■ Given exercise
Scan the records for the word "Editor". Copy each line that includes it.

start Material for the task

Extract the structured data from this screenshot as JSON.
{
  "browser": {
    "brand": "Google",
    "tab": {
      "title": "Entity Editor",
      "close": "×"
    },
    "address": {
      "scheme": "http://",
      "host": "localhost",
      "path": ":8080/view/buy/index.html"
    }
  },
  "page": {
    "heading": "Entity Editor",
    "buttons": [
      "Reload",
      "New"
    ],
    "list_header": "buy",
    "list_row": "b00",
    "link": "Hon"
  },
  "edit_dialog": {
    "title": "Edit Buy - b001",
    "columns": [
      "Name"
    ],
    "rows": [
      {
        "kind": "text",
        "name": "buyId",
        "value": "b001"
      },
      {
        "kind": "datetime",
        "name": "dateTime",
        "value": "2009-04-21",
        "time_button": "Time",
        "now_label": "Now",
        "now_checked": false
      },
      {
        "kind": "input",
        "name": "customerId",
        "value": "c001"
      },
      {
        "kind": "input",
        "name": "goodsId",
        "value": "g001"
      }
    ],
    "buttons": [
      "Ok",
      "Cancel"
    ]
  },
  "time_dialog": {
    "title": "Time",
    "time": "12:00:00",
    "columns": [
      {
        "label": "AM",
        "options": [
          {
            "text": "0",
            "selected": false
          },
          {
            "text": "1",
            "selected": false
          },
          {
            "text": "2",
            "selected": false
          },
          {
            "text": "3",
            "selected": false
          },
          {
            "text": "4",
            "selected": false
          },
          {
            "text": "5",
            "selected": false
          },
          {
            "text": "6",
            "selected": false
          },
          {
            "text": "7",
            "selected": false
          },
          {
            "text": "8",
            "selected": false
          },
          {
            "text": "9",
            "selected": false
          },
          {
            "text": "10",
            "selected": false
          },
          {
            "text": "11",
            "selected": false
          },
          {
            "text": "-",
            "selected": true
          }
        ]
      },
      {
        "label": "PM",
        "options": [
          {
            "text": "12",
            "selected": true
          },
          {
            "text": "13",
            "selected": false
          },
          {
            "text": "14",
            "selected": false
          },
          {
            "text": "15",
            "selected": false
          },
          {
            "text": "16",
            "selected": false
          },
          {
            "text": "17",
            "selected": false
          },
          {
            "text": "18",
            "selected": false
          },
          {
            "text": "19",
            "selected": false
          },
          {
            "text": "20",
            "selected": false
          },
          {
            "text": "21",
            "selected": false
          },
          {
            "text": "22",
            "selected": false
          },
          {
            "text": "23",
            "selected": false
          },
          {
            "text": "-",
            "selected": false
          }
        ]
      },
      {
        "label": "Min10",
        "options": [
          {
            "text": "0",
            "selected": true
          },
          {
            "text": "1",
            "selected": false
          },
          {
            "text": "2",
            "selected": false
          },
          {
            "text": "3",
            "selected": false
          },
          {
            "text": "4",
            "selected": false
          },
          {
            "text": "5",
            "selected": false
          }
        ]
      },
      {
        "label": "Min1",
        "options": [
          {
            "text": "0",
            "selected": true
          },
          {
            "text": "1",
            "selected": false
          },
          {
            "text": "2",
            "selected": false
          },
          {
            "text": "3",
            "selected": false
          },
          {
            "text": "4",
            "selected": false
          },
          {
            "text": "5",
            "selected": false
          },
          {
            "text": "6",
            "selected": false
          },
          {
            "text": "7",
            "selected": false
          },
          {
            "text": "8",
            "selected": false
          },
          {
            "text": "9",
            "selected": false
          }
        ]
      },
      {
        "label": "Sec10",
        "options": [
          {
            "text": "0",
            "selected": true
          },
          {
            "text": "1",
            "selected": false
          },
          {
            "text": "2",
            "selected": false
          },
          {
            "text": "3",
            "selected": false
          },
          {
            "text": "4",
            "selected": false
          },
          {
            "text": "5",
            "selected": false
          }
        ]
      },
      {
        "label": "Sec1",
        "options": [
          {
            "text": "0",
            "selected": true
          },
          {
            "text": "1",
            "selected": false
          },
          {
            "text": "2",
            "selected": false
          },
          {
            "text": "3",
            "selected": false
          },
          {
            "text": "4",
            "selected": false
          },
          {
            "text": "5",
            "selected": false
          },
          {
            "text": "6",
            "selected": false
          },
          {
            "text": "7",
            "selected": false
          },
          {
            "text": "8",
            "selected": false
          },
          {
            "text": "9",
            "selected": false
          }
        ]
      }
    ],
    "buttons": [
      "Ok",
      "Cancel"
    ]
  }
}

end Material for the task

■ Correct result
      "title": "Entity Editor",
    "heading": "Entity Editor",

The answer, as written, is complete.